** BEGIN Data supplied **
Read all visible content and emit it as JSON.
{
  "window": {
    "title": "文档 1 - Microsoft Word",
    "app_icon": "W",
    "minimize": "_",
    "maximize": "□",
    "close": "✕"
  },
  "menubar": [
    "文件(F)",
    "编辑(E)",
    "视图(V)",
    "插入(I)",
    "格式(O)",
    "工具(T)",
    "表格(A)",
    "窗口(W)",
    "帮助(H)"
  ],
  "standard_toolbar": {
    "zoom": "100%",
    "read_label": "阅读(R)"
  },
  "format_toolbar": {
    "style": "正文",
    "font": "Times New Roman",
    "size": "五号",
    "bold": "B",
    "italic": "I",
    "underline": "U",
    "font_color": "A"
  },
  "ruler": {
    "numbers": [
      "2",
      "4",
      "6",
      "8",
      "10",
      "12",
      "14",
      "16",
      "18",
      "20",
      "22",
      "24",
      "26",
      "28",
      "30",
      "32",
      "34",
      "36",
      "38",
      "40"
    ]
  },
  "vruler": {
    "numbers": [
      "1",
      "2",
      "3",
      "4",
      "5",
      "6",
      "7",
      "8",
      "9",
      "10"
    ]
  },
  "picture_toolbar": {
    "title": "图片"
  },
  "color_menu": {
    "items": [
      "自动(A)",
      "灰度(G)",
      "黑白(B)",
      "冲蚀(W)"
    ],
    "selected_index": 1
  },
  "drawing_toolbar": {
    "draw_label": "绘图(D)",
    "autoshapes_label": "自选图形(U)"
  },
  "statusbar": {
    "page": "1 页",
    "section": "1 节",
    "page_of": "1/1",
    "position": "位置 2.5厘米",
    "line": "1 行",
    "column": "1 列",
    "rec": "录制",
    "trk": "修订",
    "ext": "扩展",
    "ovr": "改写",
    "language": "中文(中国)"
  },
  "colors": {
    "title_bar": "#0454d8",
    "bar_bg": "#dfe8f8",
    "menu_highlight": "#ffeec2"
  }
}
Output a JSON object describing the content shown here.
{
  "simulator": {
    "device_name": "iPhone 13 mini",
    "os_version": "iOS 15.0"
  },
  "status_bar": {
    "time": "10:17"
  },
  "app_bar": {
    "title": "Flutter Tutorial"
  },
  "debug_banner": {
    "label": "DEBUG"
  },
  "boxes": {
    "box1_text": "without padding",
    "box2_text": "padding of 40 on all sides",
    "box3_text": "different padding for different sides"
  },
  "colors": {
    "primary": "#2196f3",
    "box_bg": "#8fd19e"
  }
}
** END Data supplied **
Aim: Determine the number of lines where the string "content" occurs, and give that number only.

Result for this exercise: 2